**JOB:**
Pictures aside, write out every record exactly as it appears.

▬▬▬▬▬▬

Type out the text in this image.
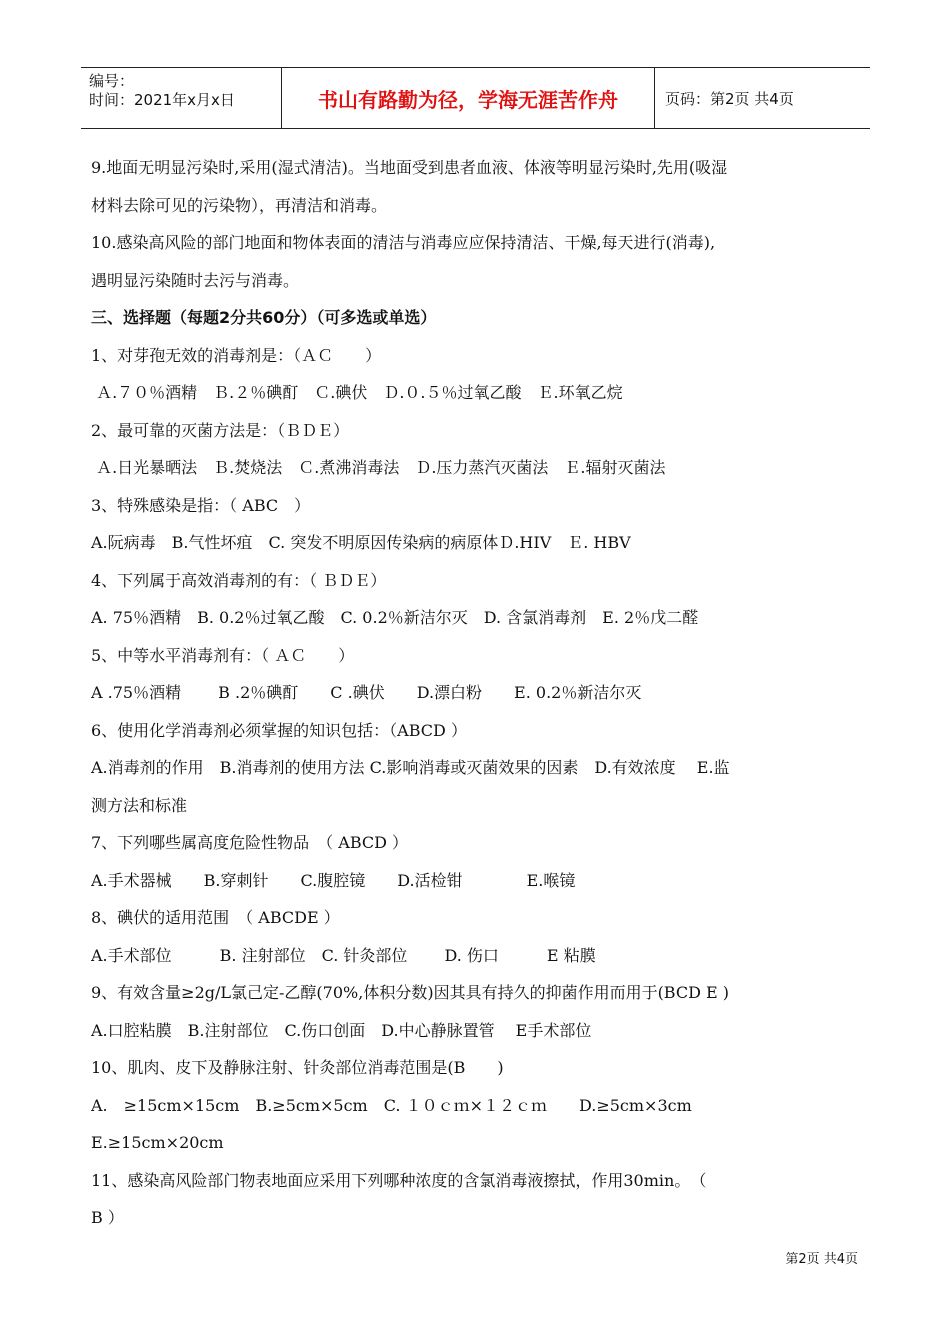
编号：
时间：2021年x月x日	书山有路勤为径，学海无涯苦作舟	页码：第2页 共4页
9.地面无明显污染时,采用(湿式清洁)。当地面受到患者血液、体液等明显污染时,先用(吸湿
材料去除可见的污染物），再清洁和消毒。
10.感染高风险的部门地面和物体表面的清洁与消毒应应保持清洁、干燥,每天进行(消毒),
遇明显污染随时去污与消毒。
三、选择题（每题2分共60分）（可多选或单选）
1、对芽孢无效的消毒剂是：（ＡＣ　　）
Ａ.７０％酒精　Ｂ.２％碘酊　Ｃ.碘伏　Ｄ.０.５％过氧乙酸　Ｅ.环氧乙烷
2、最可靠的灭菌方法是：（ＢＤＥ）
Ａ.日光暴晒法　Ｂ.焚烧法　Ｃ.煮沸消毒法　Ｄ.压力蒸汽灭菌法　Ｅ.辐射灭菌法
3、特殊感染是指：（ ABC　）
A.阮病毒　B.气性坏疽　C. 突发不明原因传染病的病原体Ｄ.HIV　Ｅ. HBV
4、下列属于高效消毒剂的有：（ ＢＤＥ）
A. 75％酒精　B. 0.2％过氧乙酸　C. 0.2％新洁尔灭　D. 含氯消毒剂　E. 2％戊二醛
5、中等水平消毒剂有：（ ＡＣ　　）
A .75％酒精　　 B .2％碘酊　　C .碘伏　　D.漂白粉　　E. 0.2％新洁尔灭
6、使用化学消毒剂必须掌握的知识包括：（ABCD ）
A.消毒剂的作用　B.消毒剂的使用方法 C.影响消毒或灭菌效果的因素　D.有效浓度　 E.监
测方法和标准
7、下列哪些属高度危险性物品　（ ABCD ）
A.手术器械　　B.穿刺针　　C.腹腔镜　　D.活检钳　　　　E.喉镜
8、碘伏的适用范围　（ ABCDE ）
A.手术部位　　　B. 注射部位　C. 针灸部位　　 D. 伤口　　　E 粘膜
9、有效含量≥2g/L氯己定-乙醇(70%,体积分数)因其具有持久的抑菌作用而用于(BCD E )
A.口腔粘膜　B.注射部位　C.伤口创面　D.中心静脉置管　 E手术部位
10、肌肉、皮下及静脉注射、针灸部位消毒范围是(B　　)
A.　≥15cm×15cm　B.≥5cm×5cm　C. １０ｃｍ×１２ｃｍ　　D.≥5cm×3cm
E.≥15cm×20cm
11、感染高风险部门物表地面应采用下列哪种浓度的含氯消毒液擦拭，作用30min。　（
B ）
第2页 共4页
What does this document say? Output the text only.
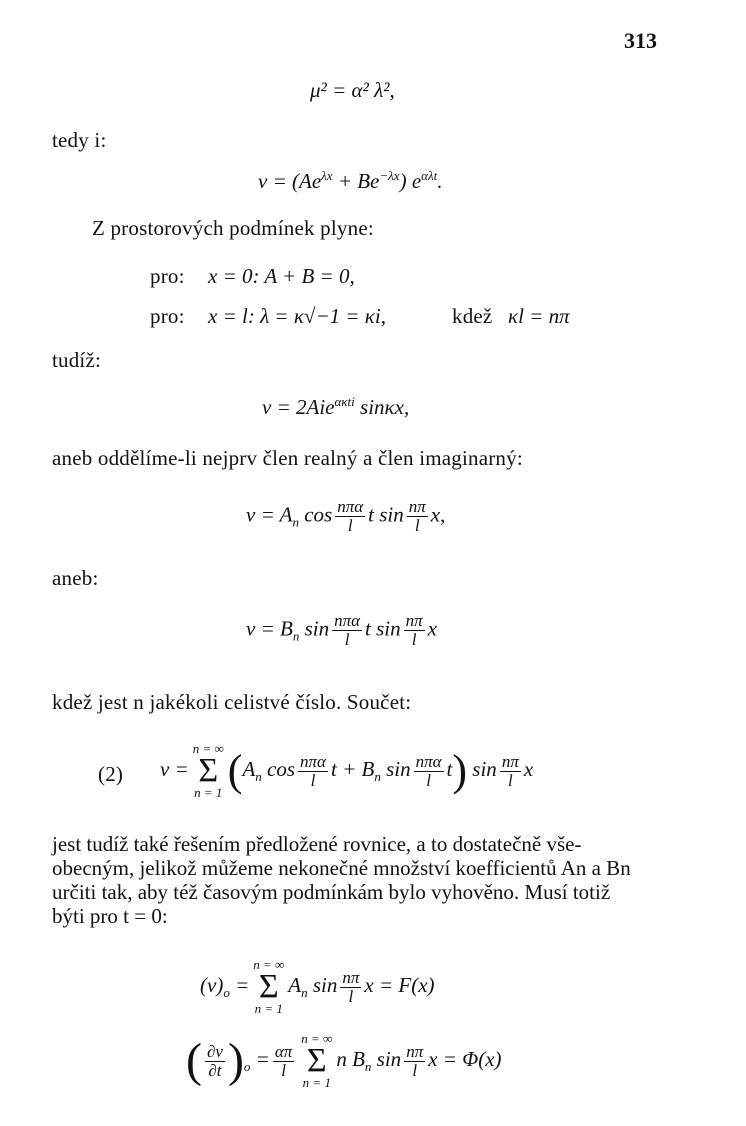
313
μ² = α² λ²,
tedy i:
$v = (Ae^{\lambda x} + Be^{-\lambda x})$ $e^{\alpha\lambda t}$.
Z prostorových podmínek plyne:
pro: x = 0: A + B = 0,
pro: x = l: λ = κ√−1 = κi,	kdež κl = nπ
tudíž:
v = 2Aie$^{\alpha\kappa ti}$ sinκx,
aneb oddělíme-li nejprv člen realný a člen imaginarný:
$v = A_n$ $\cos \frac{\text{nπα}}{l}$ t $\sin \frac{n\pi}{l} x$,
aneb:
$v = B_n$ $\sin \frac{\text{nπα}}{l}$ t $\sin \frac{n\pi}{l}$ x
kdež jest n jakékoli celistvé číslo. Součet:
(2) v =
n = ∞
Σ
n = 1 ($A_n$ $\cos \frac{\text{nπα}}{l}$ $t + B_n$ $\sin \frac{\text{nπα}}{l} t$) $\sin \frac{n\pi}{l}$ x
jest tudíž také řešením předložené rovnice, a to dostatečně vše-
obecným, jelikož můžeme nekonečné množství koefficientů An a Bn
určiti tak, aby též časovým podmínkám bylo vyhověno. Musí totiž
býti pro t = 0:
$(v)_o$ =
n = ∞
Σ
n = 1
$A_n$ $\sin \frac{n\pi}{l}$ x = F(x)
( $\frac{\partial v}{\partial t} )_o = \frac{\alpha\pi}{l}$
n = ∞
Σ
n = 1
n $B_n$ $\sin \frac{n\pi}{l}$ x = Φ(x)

▬▬▬▬▬▬

**RESULT OF THIS EXERCISE:**
Type out the text in this image.
编号：
时间：2021年x月x日	书山有路勤为径，学海无涯苦作舟	页码：第2页 共4页
9.地面无明显污染时,采用(湿式清洁)。当地面受到患者血液、体液等明显污染时,先用(吸湿
材料去除可见的污染物），再清洁和消毒。
10.感染高风险的部门地面和物体表面的清洁与消毒应应保持清洁、干燥,每天进行(消毒),
遇明显污染随时去污与消毒。
三、选择题（每题2分共60分）（可多选或单选）
1、对芽孢无效的消毒剂是：（ＡＣ　　）
Ａ.７０％酒精　Ｂ.２％碘酊　Ｃ.碘伏　Ｄ.０.５％过氧乙酸　Ｅ.环氧乙烷
2、最可靠的灭菌方法是：（ＢＤＥ）
Ａ.日光暴晒法　Ｂ.焚烧法　Ｃ.煮沸消毒法　Ｄ.压力蒸汽灭菌法　Ｅ.辐射灭菌法
3、特殊感染是指：（ ABC　）
A.阮病毒　B.气性坏疽　C. 突发不明原因传染病的病原体Ｄ.HIV　Ｅ. HBV
4、下列属于高效消毒剂的有：（ ＢＤＥ）
A. 75％酒精　B. 0.2％过氧乙酸　C. 0.2％新洁尔灭　D. 含氯消毒剂　E. 2％戊二醛
5、中等水平消毒剂有：（ ＡＣ　　）
A .75％酒精　　 B .2％碘酊　　C .碘伏　　D.漂白粉　　E. 0.2％新洁尔灭
6、使用化学消毒剂必须掌握的知识包括：（ABCD ）
A.消毒剂的作用　B.消毒剂的使用方法 C.影响消毒或灭菌效果的因素　D.有效浓度　 E.监
测方法和标准
7、下列哪些属高度危险性物品　（ ABCD ）
A.手术器械　　B.穿刺针　　C.腹腔镜　　D.活检钳　　　　E.喉镜
8、碘伏的适用范围　（ ABCDE ）
A.手术部位　　　B. 注射部位　C. 针灸部位　　 D. 伤口　　　E 粘膜
9、有效含量≥2g/L氯己定-乙醇(70%,体积分数)因其具有持久的抑菌作用而用于(BCD E )
A.口腔粘膜　B.注射部位　C.伤口创面　D.中心静脉置管　 E手术部位
10、肌肉、皮下及静脉注射、针灸部位消毒范围是(B　　)
A.　≥15cm×15cm　B.≥5cm×5cm　C. １０ｃｍ×１２ｃｍ　　D.≥5cm×3cm
E.≥15cm×20cm
11、感染高风险部门物表地面应采用下列哪种浓度的含氯消毒液擦拭，作用30min。　（
B ）
第2页 共4页
What does this document say? Output the text only.
313
μ² = α² λ²,
tedy i:
$v = (Ae^{\lambda x} + Be^{-\lambda x})$ $e^{\alpha\lambda t}$.
Z prostorových podmínek plyne:
pro: x = 0: A + B = 0,
pro: x = l: λ = κ√−1 = κi,	kdež κl = nπ
tudíž:
v = 2Aie$^{\alpha\kappa ti}$ sinκx,
aneb oddělíme-li nejprv člen realný a člen imaginarný:
$v = A_n$ $\cos \frac{\text{nπα}}{l}$ t $\sin \frac{n\pi}{l} x$,
aneb:
$v = B_n$ $\sin \frac{\text{nπα}}{l}$ t $\sin \frac{n\pi}{l}$ x
kdež jest n jakékoli celistvé číslo. Součet:
(2) v =
n = ∞
Σ
n = 1 ($A_n$ $\cos \frac{\text{nπα}}{l}$ $t + B_n$ $\sin \frac{\text{nπα}}{l} t$) $\sin \frac{n\pi}{l}$ x
jest tudíž také řešením předložené rovnice, a to dostatečně vše-
obecným, jelikož můžeme nekonečné množství koefficientů An a Bn
určiti tak, aby též časovým podmínkám bylo vyhověno. Musí totiž
býti pro t = 0:
$(v)_o$ =
n = ∞
Σ
n = 1
$A_n$ $\sin \frac{n\pi}{l}$ x = F(x)
( $\frac{\partial v}{\partial t} )_o = \frac{\alpha\pi}{l}$
n = ∞
Σ
n = 1
n $B_n$ $\sin \frac{n\pi}{l}$ x = Φ(x)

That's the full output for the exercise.